-- Start of EXTRACTED ENTRIES --
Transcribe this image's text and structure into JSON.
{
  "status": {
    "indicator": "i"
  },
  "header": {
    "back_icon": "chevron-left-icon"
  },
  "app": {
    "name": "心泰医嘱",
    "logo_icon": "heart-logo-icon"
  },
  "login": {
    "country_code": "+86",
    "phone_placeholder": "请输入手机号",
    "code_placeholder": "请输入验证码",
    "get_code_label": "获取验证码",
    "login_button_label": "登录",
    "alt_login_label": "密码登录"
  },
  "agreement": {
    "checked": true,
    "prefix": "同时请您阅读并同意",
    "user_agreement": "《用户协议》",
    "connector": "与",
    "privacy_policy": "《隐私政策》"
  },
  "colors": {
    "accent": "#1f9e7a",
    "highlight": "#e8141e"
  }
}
-- End of EXTRACTED ENTRIES --
* AIM *
Reproduce the full listing above, character for character.

* SOLUTION *
Transcribe this image's text and structure into JSON.
{
  "status": {
    "indicator": "i"
  },
  "header": {
    "back_icon": "chevron-left-icon"
  },
  "app": {
    "name": "心泰医嘱",
    "logo_icon": "heart-logo-icon"
  },
  "login": {
    "country_code": "+86",
    "phone_placeholder": "请输入手机号",
    "code_placeholder": "请输入验证码",
    "get_code_label": "获取验证码",
    "login_button_label": "登录",
    "alt_login_label": "密码登录"
  },
  "agreement": {
    "checked": true,
    "prefix": "同时请您阅读并同意",
    "user_agreement": "《用户协议》",
    "connector": "与",
    "privacy_policy": "《隐私政策》"
  },
  "colors": {
    "accent": "#1f9e7a",
    "highlight": "#e8141e"
  }
}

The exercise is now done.